## Materials provided

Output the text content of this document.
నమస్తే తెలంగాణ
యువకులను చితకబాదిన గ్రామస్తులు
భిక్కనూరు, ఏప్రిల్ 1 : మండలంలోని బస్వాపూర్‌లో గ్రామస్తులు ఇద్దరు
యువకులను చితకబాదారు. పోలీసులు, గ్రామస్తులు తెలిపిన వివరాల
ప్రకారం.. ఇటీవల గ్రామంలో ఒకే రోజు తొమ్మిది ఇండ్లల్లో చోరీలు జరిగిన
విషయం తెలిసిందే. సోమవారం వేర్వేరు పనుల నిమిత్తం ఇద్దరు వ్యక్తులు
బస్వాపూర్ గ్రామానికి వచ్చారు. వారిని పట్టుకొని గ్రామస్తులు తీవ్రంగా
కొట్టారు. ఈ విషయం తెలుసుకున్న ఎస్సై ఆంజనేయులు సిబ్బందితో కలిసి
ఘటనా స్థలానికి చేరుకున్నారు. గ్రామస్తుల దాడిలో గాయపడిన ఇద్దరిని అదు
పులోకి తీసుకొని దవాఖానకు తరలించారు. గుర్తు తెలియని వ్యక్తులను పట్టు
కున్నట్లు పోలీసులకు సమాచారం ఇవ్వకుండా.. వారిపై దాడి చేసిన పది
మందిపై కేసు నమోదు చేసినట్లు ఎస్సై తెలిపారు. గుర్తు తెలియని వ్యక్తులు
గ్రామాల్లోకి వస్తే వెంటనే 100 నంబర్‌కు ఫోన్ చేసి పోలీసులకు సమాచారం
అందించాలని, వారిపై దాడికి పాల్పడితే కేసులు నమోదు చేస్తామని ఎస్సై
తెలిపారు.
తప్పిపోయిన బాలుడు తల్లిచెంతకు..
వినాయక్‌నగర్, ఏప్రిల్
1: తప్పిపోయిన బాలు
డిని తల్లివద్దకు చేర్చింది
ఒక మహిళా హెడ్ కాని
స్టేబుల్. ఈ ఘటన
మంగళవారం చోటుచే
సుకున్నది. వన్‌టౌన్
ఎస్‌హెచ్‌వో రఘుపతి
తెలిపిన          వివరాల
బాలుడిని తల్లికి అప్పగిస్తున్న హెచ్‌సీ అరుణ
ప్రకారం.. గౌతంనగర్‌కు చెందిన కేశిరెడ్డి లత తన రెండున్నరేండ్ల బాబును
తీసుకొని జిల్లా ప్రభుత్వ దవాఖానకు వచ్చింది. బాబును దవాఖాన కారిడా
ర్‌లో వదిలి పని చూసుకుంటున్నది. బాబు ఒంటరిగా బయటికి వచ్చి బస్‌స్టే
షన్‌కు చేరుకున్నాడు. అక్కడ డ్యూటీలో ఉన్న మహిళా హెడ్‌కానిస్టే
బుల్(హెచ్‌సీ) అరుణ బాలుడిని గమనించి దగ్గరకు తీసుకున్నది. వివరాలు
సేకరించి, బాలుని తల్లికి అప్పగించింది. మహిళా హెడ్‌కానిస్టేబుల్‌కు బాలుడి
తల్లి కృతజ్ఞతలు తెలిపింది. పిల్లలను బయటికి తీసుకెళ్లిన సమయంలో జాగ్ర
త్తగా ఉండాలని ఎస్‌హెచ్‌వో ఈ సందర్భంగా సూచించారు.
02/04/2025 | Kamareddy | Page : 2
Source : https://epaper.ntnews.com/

## Short task
Copy out each record from above, exactly.

## Answer to the task
Output the text content of this document.
నమస్తే తెలంగాణ
యువకులను చితకబాదిన గ్రామస్తులు
భిక్కనూరు, ఏప్రిల్ 1 : మండలంలోని బస్వాపూర్‌లో గ్రామస్తులు ఇద్దరు
యువకులను చితకబాదారు. పోలీసులు, గ్రామస్తులు తెలిపిన వివరాల
ప్రకారం.. ఇటీవల గ్రామంలో ఒకే రోజు తొమ్మిది ఇండ్లల్లో చోరీలు జరిగిన
విషయం తెలిసిందే. సోమవారం వేర్వేరు పనుల నిమిత్తం ఇద్దరు వ్యక్తులు
బస్వాపూర్ గ్రామానికి వచ్చారు. వారిని పట్టుకొని గ్రామస్తులు తీవ్రంగా
కొట్టారు. ఈ విషయం తెలుసుకున్న ఎస్సై ఆంజనేయులు సిబ్బందితో కలిసి
ఘటనా స్థలానికి చేరుకున్నారు. గ్రామస్తుల దాడిలో గాయపడిన ఇద్దరిని అదు
పులోకి తీసుకొని దవాఖానకు తరలించారు. గుర్తు తెలియని వ్యక్తులను పట్టు
కున్నట్లు పోలీసులకు సమాచారం ఇవ్వకుండా.. వారిపై దాడి చేసిన పది
మందిపై కేసు నమోదు చేసినట్లు ఎస్సై తెలిపారు. గుర్తు తెలియని వ్యక్తులు
గ్రామాల్లోకి వస్తే వెంటనే 100 నంబర్‌కు ఫోన్ చేసి పోలీసులకు సమాచారం
అందించాలని, వారిపై దాడికి పాల్పడితే కేసులు నమోదు చేస్తామని ఎస్సై
తెలిపారు.
తప్పిపోయిన బాలుడు తల్లిచెంతకు..
వినాయక్‌నగర్, ఏప్రిల్
1: తప్పిపోయిన బాలు
డిని తల్లివద్దకు చేర్చింది
ఒక మహిళా హెడ్ కాని
స్టేబుల్. ఈ ఘటన
మంగళవారం చోటుచే
సుకున్నది. వన్‌టౌన్
ఎస్‌హెచ్‌వో రఘుపతి
తెలిపిన          వివరాల
బాలుడిని తల్లికి అప్పగిస్తున్న హెచ్‌సీ అరుణ
ప్రకారం.. గౌతంనగర్‌కు చెందిన కేశిరెడ్డి లత తన రెండున్నరేండ్ల బాబును
తీసుకొని జిల్లా ప్రభుత్వ దవాఖానకు వచ్చింది. బాబును దవాఖాన కారిడా
ర్‌లో వదిలి పని చూసుకుంటున్నది. బాబు ఒంటరిగా బయటికి వచ్చి బస్‌స్టే
షన్‌కు చేరుకున్నాడు. అక్కడ డ్యూటీలో ఉన్న మహిళా హెడ్‌కానిస్టే
బుల్(హెచ్‌సీ) అరుణ బాలుడిని గమనించి దగ్గరకు తీసుకున్నది. వివరాలు
సేకరించి, బాలుని తల్లికి అప్పగించింది. మహిళా హెడ్‌కానిస్టేబుల్‌కు బాలుడి
తల్లి కృతజ్ఞతలు తెలిపింది. పిల్లలను బయటికి తీసుకెళ్లిన సమయంలో జాగ్ర
త్తగా ఉండాలని ఎస్‌హెచ్‌వో ఈ సందర్భంగా సూచించారు.
02/04/2025 | Kamareddy | Page : 2
Source : https://epaper.ntnews.com/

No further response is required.